Entries shown →
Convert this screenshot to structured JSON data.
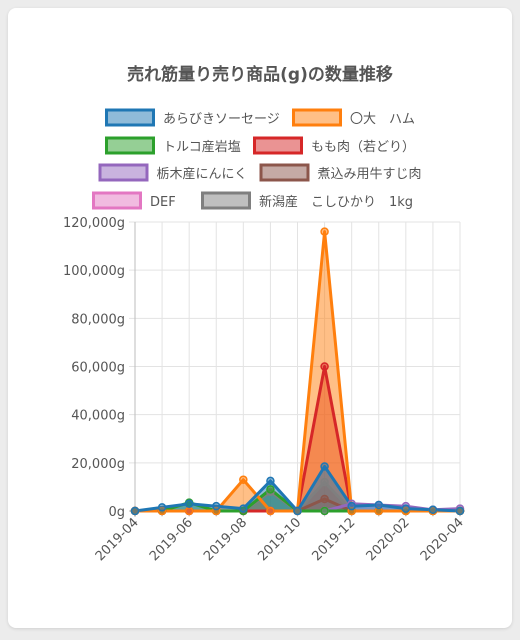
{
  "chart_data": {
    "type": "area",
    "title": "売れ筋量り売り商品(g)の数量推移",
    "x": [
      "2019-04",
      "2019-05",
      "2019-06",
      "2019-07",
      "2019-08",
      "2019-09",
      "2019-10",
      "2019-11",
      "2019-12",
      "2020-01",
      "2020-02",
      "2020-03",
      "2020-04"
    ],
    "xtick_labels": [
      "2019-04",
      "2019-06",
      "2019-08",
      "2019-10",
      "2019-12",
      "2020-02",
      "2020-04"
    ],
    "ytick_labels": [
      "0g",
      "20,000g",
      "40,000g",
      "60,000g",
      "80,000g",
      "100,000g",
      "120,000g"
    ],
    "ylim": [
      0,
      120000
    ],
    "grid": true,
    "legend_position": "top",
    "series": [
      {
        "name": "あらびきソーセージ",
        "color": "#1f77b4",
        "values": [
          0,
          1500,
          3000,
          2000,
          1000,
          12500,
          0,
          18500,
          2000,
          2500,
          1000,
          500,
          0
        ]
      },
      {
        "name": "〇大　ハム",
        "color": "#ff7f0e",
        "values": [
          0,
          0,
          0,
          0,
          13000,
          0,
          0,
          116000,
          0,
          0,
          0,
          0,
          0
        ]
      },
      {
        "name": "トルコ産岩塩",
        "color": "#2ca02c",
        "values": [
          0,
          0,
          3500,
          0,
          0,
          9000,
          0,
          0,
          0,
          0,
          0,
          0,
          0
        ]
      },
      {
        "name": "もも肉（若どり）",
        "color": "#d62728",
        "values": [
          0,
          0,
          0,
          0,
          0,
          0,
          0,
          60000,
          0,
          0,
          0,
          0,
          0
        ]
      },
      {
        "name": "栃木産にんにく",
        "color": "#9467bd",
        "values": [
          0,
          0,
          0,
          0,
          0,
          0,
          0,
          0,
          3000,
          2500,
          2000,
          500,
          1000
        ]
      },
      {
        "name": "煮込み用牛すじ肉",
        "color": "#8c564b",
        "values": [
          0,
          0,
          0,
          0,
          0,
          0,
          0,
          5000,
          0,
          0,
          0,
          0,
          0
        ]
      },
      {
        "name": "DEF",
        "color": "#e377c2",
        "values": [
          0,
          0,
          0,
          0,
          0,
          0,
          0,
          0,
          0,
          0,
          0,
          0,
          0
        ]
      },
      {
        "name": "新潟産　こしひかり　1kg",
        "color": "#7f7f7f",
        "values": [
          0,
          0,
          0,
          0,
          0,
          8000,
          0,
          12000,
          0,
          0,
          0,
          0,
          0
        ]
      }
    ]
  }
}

What needs to be done → Print all of the records shown above exactly, leaving out each picture.

Solution to this task →
Convert this screenshot to structured JSON data.
{
  "chart_data": {
    "type": "area",
    "title": "売れ筋量り売り商品(g)の数量推移",
    "x": [
      "2019-04",
      "2019-05",
      "2019-06",
      "2019-07",
      "2019-08",
      "2019-09",
      "2019-10",
      "2019-11",
      "2019-12",
      "2020-01",
      "2020-02",
      "2020-03",
      "2020-04"
    ],
    "xtick_labels": [
      "2019-04",
      "2019-06",
      "2019-08",
      "2019-10",
      "2019-12",
      "2020-02",
      "2020-04"
    ],
    "ytick_labels": [
      "0g",
      "20,000g",
      "40,000g",
      "60,000g",
      "80,000g",
      "100,000g",
      "120,000g"
    ],
    "ylim": [
      0,
      120000
    ],
    "grid": true,
    "legend_position": "top",
    "series": [
      {
        "name": "あらびきソーセージ",
        "color": "#1f77b4",
        "values": [
          0,
          1500,
          3000,
          2000,
          1000,
          12500,
          0,
          18500,
          2000,
          2500,
          1000,
          500,
          0
        ]
      },
      {
        "name": "〇大　ハム",
        "color": "#ff7f0e",
        "values": [
          0,
          0,
          0,
          0,
          13000,
          0,
          0,
          116000,
          0,
          0,
          0,
          0,
          0
        ]
      },
      {
        "name": "トルコ産岩塩",
        "color": "#2ca02c",
        "values": [
          0,
          0,
          3500,
          0,
          0,
          9000,
          0,
          0,
          0,
          0,
          0,
          0,
          0
        ]
      },
      {
        "name": "もも肉（若どり）",
        "color": "#d62728",
        "values": [
          0,
          0,
          0,
          0,
          0,
          0,
          0,
          60000,
          0,
          0,
          0,
          0,
          0
        ]
      },
      {
        "name": "栃木産にんにく",
        "color": "#9467bd",
        "values": [
          0,
          0,
          0,
          0,
          0,
          0,
          0,
          0,
          3000,
          2500,
          2000,
          500,
          1000
        ]
      },
      {
        "name": "煮込み用牛すじ肉",
        "color": "#8c564b",
        "values": [
          0,
          0,
          0,
          0,
          0,
          0,
          0,
          5000,
          0,
          0,
          0,
          0,
          0
        ]
      },
      {
        "name": "DEF",
        "color": "#e377c2",
        "values": [
          0,
          0,
          0,
          0,
          0,
          0,
          0,
          0,
          0,
          0,
          0,
          0,
          0
        ]
      },
      {
        "name": "新潟産　こしひかり　1kg",
        "color": "#7f7f7f",
        "values": [
          0,
          0,
          0,
          0,
          0,
          8000,
          0,
          12000,
          0,
          0,
          0,
          0,
          0
        ]
      }
    ]
  }
}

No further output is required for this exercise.